(Items from a figure collection)
** begin **

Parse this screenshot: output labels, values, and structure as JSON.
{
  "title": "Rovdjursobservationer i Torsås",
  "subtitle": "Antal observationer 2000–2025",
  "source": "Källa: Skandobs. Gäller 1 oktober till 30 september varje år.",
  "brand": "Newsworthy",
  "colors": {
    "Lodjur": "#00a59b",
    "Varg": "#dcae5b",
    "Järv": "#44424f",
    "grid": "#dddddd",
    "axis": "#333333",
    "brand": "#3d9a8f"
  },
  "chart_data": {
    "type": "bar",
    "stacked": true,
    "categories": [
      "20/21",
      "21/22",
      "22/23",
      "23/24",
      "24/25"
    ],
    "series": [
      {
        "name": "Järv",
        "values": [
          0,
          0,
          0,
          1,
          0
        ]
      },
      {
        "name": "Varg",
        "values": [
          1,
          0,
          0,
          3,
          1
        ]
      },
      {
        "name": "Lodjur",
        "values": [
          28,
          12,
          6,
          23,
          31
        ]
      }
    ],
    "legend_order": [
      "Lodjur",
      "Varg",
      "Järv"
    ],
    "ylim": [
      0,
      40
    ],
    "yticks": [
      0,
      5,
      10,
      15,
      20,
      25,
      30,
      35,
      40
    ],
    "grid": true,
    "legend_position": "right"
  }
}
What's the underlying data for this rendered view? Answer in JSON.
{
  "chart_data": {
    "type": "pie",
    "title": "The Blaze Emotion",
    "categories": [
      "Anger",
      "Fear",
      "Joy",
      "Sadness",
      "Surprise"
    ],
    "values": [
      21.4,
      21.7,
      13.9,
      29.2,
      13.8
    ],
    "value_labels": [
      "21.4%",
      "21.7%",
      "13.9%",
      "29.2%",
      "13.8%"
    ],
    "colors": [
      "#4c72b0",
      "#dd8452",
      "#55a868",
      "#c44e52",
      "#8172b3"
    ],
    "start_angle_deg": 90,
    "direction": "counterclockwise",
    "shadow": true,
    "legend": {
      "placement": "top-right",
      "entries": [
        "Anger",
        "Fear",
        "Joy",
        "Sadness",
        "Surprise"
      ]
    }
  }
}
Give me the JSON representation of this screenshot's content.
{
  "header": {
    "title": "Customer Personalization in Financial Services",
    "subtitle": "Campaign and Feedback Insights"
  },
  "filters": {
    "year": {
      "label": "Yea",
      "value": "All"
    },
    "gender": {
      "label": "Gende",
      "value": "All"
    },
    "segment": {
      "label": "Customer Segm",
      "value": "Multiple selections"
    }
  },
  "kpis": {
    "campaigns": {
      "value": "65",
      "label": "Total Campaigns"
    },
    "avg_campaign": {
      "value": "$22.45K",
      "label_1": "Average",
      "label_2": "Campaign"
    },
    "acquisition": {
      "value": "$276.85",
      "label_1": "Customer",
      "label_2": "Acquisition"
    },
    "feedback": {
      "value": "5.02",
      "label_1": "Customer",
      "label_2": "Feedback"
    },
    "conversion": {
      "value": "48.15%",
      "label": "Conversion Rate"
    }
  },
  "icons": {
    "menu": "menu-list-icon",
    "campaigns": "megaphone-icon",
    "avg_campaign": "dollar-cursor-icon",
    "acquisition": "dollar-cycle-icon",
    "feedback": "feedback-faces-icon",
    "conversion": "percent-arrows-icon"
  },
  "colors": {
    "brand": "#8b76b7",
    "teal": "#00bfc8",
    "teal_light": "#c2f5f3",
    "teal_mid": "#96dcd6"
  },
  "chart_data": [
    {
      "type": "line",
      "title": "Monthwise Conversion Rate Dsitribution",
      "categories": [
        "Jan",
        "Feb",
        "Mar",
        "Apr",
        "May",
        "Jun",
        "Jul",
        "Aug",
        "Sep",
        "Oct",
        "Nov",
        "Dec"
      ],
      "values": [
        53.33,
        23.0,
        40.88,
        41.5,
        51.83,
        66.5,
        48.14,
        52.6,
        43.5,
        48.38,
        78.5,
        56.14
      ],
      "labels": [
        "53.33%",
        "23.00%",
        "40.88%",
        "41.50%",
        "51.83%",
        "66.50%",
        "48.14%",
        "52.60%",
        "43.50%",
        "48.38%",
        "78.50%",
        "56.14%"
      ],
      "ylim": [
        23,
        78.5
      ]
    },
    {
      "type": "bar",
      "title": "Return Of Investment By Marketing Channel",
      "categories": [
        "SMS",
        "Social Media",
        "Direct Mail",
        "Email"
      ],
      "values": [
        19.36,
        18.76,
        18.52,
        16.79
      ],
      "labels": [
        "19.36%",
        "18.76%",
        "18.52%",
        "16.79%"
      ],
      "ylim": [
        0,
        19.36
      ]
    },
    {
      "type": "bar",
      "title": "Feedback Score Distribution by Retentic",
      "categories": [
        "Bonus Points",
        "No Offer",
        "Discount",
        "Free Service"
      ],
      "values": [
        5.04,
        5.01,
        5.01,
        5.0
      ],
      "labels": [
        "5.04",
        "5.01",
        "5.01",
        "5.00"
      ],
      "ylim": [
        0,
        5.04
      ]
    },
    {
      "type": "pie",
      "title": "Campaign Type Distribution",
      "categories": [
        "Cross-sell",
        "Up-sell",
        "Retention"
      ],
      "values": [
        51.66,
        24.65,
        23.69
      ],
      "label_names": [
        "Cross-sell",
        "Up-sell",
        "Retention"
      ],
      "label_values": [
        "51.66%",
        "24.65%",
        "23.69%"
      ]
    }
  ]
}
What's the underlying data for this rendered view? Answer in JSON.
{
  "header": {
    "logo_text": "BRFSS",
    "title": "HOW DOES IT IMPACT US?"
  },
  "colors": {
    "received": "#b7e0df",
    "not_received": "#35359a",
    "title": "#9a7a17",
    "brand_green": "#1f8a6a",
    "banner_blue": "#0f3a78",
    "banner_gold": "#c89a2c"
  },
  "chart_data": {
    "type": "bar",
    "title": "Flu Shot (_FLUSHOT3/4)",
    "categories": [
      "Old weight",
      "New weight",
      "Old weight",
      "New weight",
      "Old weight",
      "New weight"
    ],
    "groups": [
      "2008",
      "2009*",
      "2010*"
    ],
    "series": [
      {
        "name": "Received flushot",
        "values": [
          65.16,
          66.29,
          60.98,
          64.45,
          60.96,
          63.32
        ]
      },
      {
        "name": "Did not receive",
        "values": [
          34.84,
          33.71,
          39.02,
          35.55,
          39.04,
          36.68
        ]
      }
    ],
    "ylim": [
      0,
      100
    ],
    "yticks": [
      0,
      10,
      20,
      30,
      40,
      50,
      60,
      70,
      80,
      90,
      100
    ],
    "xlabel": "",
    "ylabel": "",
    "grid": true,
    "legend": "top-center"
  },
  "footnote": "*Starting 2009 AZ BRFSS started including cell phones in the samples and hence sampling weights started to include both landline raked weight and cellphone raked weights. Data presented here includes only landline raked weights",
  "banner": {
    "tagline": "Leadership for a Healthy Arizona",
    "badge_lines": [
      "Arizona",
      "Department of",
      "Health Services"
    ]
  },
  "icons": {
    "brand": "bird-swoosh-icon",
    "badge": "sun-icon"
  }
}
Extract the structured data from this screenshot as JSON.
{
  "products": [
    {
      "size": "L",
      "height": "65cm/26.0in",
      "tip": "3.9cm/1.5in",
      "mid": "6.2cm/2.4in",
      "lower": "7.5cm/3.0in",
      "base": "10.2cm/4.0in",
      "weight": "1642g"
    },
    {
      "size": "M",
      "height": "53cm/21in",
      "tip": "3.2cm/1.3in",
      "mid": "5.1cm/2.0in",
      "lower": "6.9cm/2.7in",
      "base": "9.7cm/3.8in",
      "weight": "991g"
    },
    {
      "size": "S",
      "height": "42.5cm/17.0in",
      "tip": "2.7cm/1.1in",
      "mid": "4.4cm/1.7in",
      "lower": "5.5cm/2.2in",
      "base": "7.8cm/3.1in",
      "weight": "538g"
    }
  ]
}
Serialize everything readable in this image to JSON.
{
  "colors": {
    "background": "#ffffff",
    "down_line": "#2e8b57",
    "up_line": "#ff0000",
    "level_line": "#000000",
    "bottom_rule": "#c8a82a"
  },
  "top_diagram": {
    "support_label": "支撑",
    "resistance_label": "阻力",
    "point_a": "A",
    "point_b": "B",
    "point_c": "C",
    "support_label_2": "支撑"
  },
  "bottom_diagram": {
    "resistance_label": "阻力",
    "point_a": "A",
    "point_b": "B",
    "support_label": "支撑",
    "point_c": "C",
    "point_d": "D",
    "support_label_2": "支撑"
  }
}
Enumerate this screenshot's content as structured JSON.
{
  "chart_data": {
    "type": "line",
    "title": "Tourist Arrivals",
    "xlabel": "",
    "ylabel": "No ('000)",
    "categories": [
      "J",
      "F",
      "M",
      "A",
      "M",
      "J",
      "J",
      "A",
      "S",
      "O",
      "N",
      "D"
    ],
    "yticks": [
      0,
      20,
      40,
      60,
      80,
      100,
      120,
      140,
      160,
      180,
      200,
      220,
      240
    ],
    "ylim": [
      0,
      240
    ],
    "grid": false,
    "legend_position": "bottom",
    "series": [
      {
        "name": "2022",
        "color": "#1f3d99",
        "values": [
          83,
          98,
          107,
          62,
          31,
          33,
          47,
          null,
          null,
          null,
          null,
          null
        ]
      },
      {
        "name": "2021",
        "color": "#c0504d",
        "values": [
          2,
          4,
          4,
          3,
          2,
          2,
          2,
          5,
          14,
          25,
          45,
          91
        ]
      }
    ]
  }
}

** end **

How many of the lines above include the string "dollar"? Answer with the number only.

◆ **ANSWER IN FULL**:
2